# Text for analysis
↓

Studio album by Lydia
- Released: March 18, 2008 October 21, 2008 (Reissue)
- Recorded: 2007
- Genre: Indie rock
- Length: 43:03
- Label: Linc Star Records Low Altitude Records
- Producer: Matt Malpass

Lydia chronology
| This December; It's One More and I'm Free (2005) | Illuminate (2008) | Hotel Sessions EP (2009) |

Singles from Illuminate
- "This is Twice Now" Released: March 17, 2008; "I Woke Up Near The Sea" Released: November 18, 2008;

= Illuminate (Lydia album) =

Illuminate is the second studio album by Lydia. It was released on March 18, 2008, and reissued by October 21, 2008 on Low Altitude Records.

↑

# Activity list
(a) Edit the Illuminate album text, everything from "Singles from Illuminate" down to "Low Altitude Records.", putting "re-released" in place of "reissued".
(b) According to the Illuminate album text, who produced the album?
(c) Shorten the paragraph of the Illuminate album text that begins "Illuminate is the second studio album" while keeping its main facts.
The records that come next have no connection to the Illuminate album text.

# Source information
↓

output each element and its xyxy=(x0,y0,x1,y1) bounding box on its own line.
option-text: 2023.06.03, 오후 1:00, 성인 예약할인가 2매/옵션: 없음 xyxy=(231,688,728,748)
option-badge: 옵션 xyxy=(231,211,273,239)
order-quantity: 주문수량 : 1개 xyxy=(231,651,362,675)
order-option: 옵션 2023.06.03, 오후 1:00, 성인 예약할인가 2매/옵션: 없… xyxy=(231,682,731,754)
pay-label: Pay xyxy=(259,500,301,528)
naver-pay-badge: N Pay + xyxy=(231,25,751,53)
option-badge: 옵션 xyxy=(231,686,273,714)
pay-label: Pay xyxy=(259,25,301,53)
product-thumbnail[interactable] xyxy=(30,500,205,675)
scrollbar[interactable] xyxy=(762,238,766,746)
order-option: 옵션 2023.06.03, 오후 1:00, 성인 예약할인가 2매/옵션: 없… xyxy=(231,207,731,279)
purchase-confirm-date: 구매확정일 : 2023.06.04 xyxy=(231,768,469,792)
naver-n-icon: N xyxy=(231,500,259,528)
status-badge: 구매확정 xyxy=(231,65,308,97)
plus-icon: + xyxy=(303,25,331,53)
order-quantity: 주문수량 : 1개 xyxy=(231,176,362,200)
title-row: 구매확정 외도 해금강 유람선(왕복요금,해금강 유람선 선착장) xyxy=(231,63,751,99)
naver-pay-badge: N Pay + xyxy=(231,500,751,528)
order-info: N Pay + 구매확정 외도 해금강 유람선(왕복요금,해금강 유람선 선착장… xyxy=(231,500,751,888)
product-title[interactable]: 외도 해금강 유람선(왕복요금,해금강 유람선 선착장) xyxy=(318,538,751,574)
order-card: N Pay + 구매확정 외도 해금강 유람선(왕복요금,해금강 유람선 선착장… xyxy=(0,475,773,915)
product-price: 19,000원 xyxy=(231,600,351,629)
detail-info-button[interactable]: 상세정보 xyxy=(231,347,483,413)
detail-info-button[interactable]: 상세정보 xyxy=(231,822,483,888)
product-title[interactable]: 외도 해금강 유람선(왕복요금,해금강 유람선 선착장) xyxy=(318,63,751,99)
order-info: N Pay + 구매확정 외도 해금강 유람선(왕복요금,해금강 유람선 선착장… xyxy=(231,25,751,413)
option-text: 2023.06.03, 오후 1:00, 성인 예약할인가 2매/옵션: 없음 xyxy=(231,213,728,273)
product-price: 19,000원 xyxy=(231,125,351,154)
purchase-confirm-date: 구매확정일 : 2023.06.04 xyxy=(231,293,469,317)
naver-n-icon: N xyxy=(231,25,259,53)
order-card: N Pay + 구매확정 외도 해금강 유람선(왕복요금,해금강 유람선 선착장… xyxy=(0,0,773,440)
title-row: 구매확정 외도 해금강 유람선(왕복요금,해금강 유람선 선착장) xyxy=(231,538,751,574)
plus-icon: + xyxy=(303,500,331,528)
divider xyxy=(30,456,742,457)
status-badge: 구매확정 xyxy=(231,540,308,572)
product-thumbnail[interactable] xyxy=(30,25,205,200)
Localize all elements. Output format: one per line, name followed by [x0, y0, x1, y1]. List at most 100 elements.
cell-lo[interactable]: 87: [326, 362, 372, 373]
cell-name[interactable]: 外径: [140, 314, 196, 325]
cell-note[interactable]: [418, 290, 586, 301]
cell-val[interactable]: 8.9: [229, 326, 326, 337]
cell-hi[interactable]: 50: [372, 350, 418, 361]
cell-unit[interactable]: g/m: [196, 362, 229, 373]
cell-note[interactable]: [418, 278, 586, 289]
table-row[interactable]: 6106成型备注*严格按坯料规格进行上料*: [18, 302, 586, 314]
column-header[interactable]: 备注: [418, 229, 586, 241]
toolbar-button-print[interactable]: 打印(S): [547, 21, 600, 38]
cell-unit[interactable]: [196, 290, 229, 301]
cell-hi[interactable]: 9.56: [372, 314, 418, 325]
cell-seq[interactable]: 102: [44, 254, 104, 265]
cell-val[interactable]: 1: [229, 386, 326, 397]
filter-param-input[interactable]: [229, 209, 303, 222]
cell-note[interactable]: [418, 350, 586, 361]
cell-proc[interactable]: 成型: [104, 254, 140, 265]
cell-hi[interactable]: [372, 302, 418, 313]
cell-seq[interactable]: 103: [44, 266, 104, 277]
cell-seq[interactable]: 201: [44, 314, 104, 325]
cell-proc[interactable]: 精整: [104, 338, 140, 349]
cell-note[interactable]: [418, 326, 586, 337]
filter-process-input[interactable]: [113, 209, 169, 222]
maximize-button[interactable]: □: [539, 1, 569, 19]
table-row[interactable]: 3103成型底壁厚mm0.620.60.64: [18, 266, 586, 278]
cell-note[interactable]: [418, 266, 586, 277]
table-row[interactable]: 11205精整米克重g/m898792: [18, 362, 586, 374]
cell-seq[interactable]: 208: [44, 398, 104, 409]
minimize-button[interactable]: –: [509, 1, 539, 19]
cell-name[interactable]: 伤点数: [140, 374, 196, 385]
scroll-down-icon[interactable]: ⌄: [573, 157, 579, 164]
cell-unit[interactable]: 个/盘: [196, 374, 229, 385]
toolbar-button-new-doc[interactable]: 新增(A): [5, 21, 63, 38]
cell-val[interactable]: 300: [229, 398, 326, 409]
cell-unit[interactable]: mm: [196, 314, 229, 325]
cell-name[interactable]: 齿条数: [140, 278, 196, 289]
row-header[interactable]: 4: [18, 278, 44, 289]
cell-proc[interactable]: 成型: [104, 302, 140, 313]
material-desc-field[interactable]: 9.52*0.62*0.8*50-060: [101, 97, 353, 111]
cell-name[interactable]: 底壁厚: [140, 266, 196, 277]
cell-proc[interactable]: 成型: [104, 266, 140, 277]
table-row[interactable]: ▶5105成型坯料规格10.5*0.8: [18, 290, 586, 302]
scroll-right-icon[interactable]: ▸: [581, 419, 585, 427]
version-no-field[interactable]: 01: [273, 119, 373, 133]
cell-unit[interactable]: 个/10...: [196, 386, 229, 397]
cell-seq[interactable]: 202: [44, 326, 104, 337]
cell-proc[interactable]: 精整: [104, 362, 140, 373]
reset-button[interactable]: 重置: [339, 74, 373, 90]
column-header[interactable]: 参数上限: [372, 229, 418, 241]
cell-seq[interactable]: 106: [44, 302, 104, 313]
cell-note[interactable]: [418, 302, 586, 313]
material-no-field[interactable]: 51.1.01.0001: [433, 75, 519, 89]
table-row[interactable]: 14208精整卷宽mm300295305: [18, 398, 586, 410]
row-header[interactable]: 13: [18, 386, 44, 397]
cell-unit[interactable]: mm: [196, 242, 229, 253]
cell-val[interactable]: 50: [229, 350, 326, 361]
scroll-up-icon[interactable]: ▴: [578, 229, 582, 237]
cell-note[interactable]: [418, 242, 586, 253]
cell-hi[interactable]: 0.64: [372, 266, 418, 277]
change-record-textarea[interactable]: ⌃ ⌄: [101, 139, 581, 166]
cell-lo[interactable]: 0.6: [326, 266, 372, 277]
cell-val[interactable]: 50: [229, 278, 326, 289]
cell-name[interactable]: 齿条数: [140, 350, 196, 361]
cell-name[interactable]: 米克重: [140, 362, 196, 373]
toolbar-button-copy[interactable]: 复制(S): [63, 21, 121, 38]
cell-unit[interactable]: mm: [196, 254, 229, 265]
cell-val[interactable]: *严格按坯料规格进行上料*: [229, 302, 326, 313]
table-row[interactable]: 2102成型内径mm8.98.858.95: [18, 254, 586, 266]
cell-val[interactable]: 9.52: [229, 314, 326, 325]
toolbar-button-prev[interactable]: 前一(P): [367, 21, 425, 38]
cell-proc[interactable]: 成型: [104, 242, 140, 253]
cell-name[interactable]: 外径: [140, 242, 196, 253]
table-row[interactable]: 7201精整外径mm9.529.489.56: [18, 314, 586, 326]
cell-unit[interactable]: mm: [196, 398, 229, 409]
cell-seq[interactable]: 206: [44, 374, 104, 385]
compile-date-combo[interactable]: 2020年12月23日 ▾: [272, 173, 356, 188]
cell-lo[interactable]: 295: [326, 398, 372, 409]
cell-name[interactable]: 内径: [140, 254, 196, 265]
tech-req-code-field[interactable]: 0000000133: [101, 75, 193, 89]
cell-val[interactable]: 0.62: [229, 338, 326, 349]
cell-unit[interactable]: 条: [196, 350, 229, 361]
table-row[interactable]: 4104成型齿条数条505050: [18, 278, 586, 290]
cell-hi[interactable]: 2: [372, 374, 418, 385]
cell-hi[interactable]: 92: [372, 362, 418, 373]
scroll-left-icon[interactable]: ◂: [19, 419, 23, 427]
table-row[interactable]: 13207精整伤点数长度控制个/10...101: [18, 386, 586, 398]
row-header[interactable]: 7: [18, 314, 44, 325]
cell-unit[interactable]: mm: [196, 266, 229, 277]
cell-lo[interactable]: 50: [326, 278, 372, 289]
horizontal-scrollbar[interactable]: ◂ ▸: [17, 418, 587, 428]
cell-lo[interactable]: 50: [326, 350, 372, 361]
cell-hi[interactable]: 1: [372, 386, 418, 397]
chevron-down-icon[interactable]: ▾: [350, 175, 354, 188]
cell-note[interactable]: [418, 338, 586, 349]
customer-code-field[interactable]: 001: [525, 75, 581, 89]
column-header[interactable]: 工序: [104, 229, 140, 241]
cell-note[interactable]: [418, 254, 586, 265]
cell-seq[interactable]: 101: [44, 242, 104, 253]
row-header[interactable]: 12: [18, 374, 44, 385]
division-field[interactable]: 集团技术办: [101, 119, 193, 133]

↑

# Answer section
(a)
Singles from Illuminate
- "This is Twice Now" Released: March 17, 2008; "I Woke Up Near The Sea" Released: November 18, 2008;

= Illuminate (Lydia album) =

Illuminate is the second studio album by Lydia. It was released on March 18, 2008, and re-released by October 21, 2008 on Low Altitude Records.

(b) Matt Malpass

(c) Lydia's second studio album, Illuminate, came out on March 18, 2008, and was reissued by October 21, 2008 on Low Altitude Records.